#### Record list
▼
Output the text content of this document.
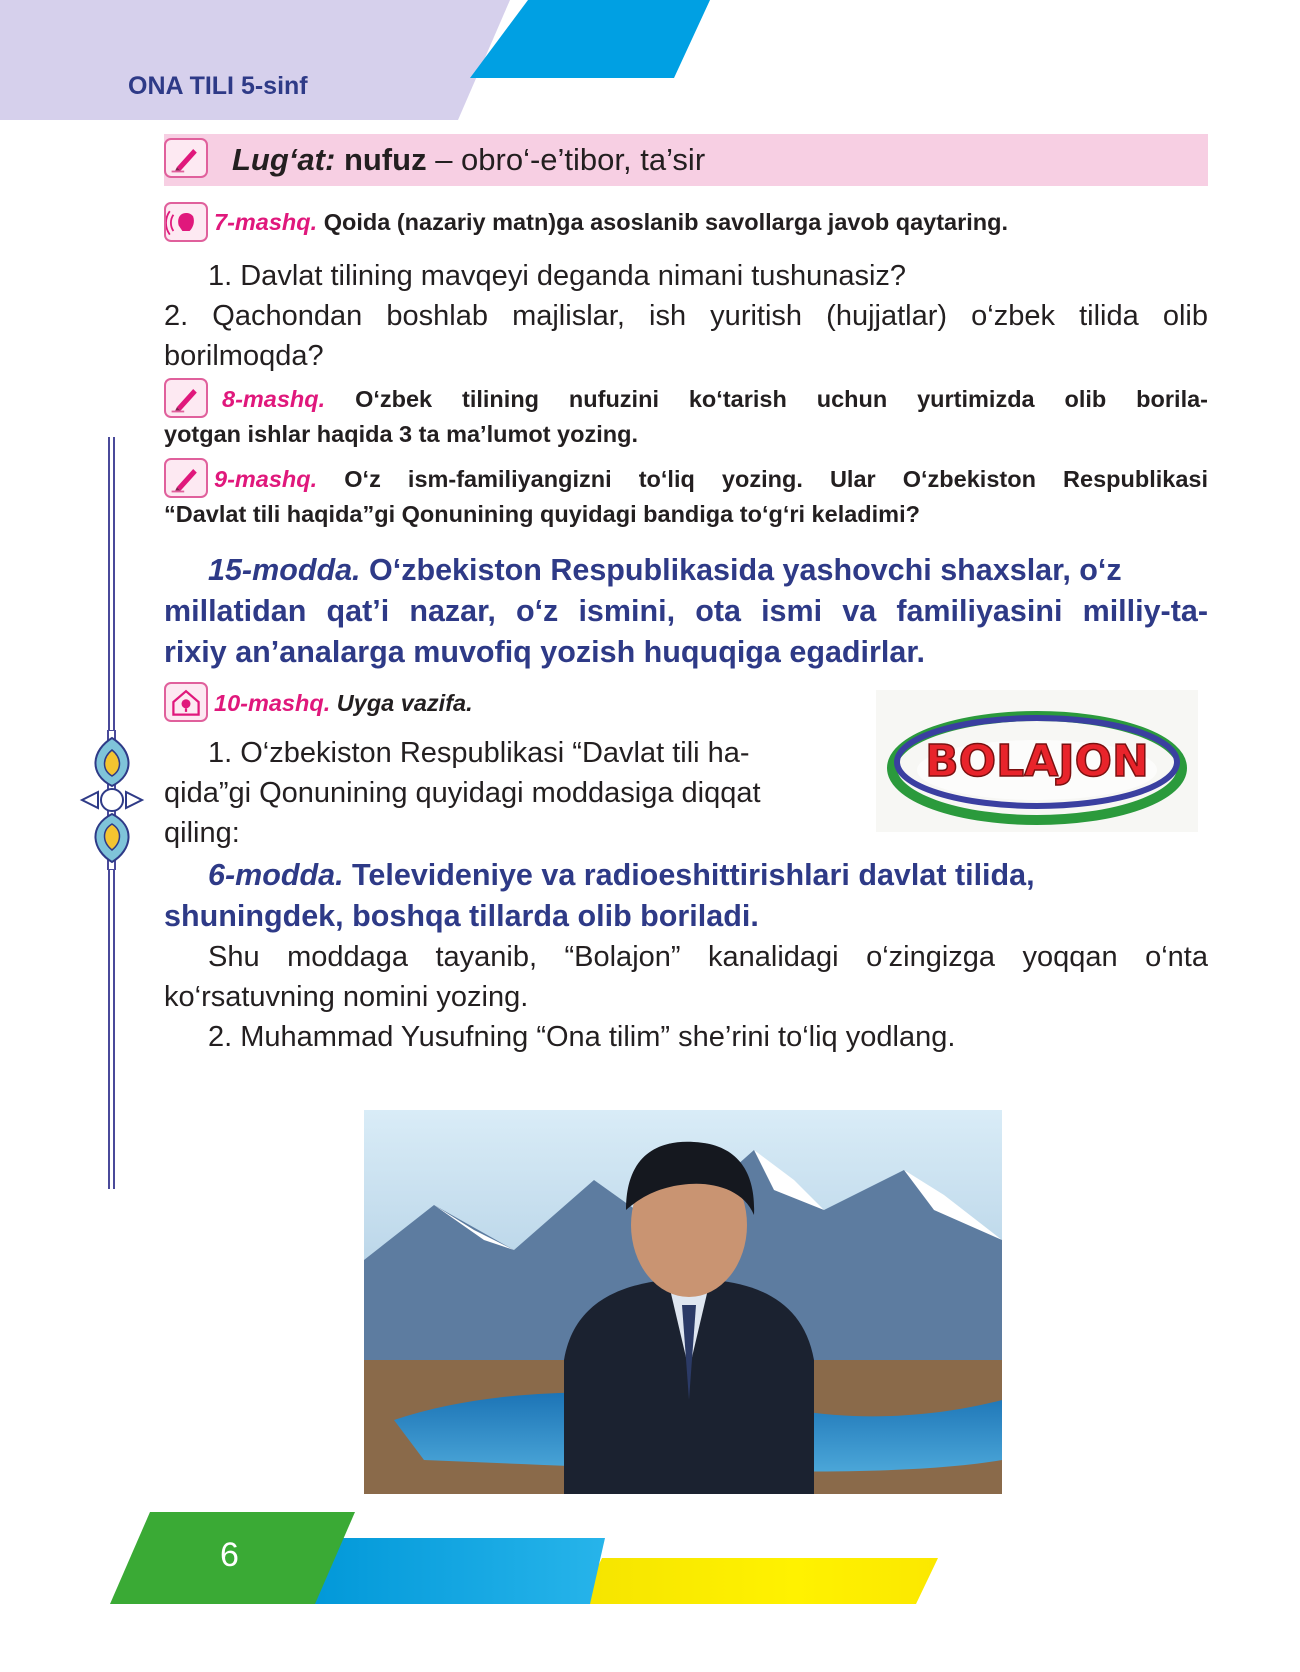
ONA TILI 5-sinf
Lug‘at: nufuz – obro‘-e’tibor, ta’sir
7-mashq. Qoida (nazariy matn)ga asoslanib savollarga javob qaytaring.
1. Davlat tilining mavqeyi deganda nimani tushunasiz?
2. Qachondan boshlab majlislar, ish yuritish (hujjatlar) o‘zbek tilida olib
borilmoqda?
8-mashq. O‘zbek tilining nufuzini ko‘tarish uchun yurtimizda olib borila-
yotgan ishlar haqida 3 ta ma’lumot yozing.
9-mashq. O‘z ism-familiyangizni to‘liq yozing. Ular O‘zbekiston Respublikasi
“Davlat tili haqida”gi Qonunining quyidagi bandiga to‘g‘ri keladimi?
15-modda. O‘zbekiston Respublikasida yashovchi shaxslar, o‘z
millatidan qat’i nazar, o‘z ismini, ota ismi va familiyasini milliy-ta-
rixiy an’analarga muvofiq yozish huquqiga egadirlar.
10-mashq. Uyga vazifa.
1. O‘zbekiston Respublikasi “Davlat tili ha-
qida”gi Qonunining quyidagi moddasiga diqqat
qiling:
BOLAJON
6-modda. Televideniye va radioeshittirishlari davlat tilida,
shuningdek, boshqa tillarda olib boriladi.
Shu moddaga tayanib, “Bolajon” kanalidagi o‘zingizga yoqqan o‘nta
ko‘rsatuvning nomini yozing.
2. Muhammad Yusufning “Ona tilim” she’rini to‘liq yodlang.
6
▲
#### Exercise directions
Repeat every record precisely. Any picture among them stays out of the copy.

#### Problem solution
Output the text content of this document.
ONA TILI 5-sinf
Lug‘at: nufuz – obro‘-e’tibor, ta’sir
7-mashq. Qoida (nazariy matn)ga asoslanib savollarga javob qaytaring.
1. Davlat tilining mavqeyi deganda nimani tushunasiz?
2. Qachondan boshlab majlislar, ish yuritish (hujjatlar) o‘zbek tilida olib
borilmoqda?
8-mashq. O‘zbek tilining nufuzini ko‘tarish uchun yurtimizda olib borila-
yotgan ishlar haqida 3 ta ma’lumot yozing.
9-mashq. O‘z ism-familiyangizni to‘liq yozing. Ular O‘zbekiston Respublikasi
“Davlat tili haqida”gi Qonunining quyidagi bandiga to‘g‘ri keladimi?
15-modda. O‘zbekiston Respublikasida yashovchi shaxslar, o‘z
millatidan qat’i nazar, o‘z ismini, ota ismi va familiyasini milliy-ta-
rixiy an’analarga muvofiq yozish huquqiga egadirlar.
10-mashq. Uyga vazifa.
1. O‘zbekiston Respublikasi “Davlat tili ha-
qida”gi Qonunining quyidagi moddasiga diqqat
qiling:
BOLAJON
6-modda. Televideniye va radioeshittirishlari davlat tilida,
shuningdek, boshqa tillarda olib boriladi.
Shu moddaga tayanib, “Bolajon” kanalidagi o‘zingizga yoqqan o‘nta
ko‘rsatuvning nomini yozing.
2. Muhammad Yusufning “Ona tilim” she’rini to‘liq yodlang.
6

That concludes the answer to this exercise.